Could you copy every line from the material below in which "card" appears?

* RECORD EXCERPTS
## START

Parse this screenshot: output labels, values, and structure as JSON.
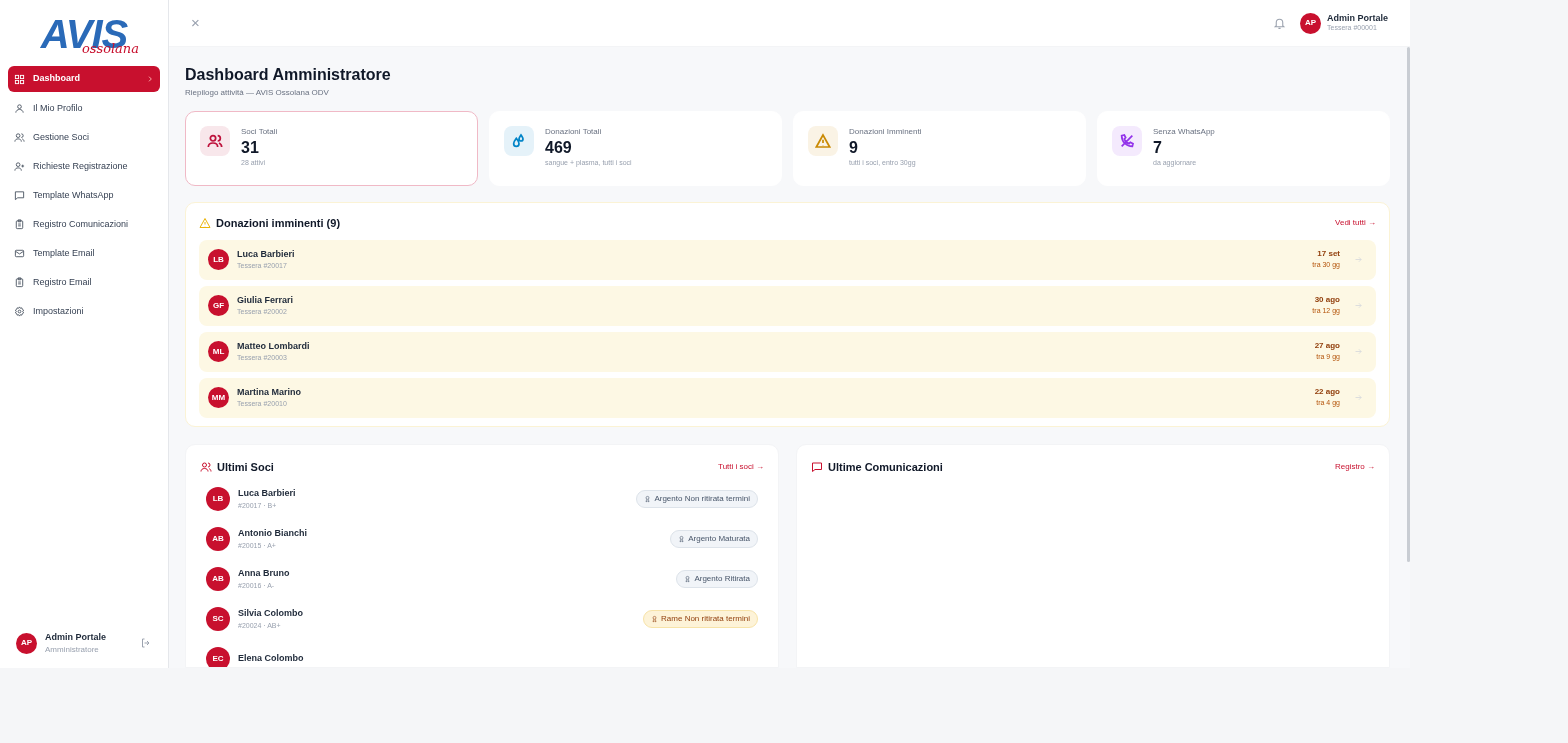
{
  "logo": {
    "main": "AVIS",
    "sub": "ossolana"
  },
  "sidebar": {
    "items": [
      {
        "label": "Dashboard",
        "selected": true
      },
      {
        "label": "Il Mio Profilo",
        "selected": false
      },
      {
        "label": "Gestione Soci",
        "selected": false
      },
      {
        "label": "Richieste Registrazione",
        "selected": false
      },
      {
        "label": "Template WhatsApp",
        "selected": false
      },
      {
        "label": "Registro Comunicazioni",
        "selected": false
      },
      {
        "label": "Template Email",
        "selected": false
      },
      {
        "label": "Registro Email",
        "selected": false
      },
      {
        "label": "Impostazioni",
        "selected": false
      }
    ],
    "user": {
      "initials": "AP",
      "name": "Admin Portale",
      "role": "Amministratore"
    }
  },
  "topbar": {
    "close": "×",
    "user": {
      "initials": "AP",
      "name": "Admin Portale",
      "card": "Tessera #00001"
    }
  },
  "page": {
    "title": "Dashboard Amministratore",
    "subtitle": "Riepilogo attività — AVIS Ossolana ODV"
  },
  "stats": [
    {
      "label": "Soci Totali",
      "value": "31",
      "note": "28 attivi",
      "color": "#be123c",
      "selected": true
    },
    {
      "label": "Donazioni Totali",
      "value": "469",
      "note": "sangue + plasma, tutti i soci",
      "color": "#0284c7",
      "selected": false
    },
    {
      "label": "Donazioni Imminenti",
      "value": "9",
      "note": "tutti i soci, entro 30gg",
      "color": "#ca8a04",
      "selected": false
    },
    {
      "label": "Senza WhatsApp",
      "value": "7",
      "note": "da aggiornare",
      "color": "#9333ea",
      "selected": false
    }
  ],
  "upcoming": {
    "title": "Donazioni imminenti (9)",
    "link": "Vedi tutti →",
    "rows": [
      {
        "initials": "LB",
        "name": "Luca Barbieri",
        "card": "Tessera #20017",
        "date": "17 set",
        "in": "tra 30 gg"
      },
      {
        "initials": "GF",
        "name": "Giulia Ferrari",
        "card": "Tessera #20002",
        "date": "30 ago",
        "in": "tra 12 gg"
      },
      {
        "initials": "ML",
        "name": "Matteo Lombardi",
        "card": "Tessera #20003",
        "date": "27 ago",
        "in": "tra 9 gg"
      },
      {
        "initials": "MM",
        "name": "Martina Marino",
        "card": "Tessera #20010",
        "date": "22 ago",
        "in": "tra 4 gg"
      }
    ]
  },
  "latest_members": {
    "title": "Ultimi Soci",
    "link": "Tutti i soci →",
    "rows": [
      {
        "initials": "LB",
        "name": "Luca Barbieri",
        "meta": "#20017 · B+",
        "badge": "Argento Non ritirata termini",
        "kind": "argento"
      },
      {
        "initials": "AB",
        "name": "Antonio Bianchi",
        "meta": "#20015 · A+",
        "badge": "Argento Maturata",
        "kind": "argento"
      },
      {
        "initials": "AB",
        "name": "Anna Bruno",
        "meta": "#20016 · A-",
        "badge": "Argento Ritirata",
        "kind": "argento"
      },
      {
        "initials": "SC",
        "name": "Silvia Colombo",
        "meta": "#20024 · AB+",
        "badge": "Rame Non ritirata termini",
        "kind": "rame"
      },
      {
        "initials": "EC",
        "name": "Elena Colombo"
      }
    ]
  },
  "latest_comms": {
    "title": "Ultime Comunicazioni",
    "link": "Registro →"
  }
}
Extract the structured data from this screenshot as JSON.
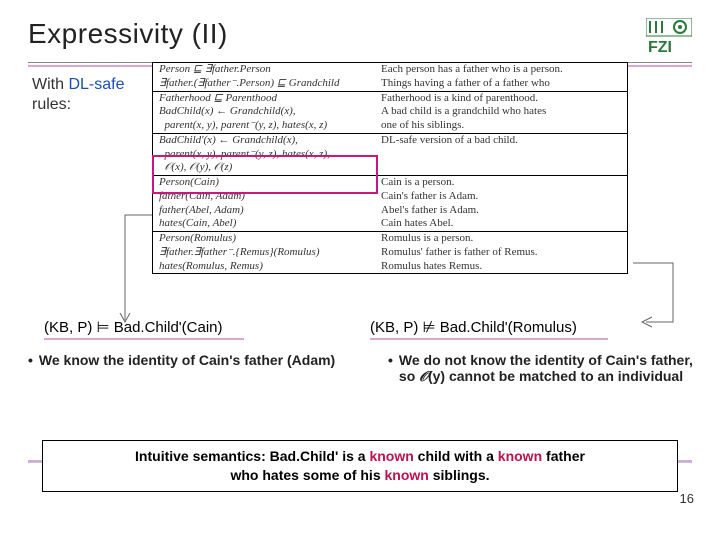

## END

* SOLVED PROBLEM
      "card": "Tessera #00001"
        "card": "Tessera #20017",
        "card": "Tessera #20002",
        "card": "Tessera #20003",
        "card": "Tessera #20010",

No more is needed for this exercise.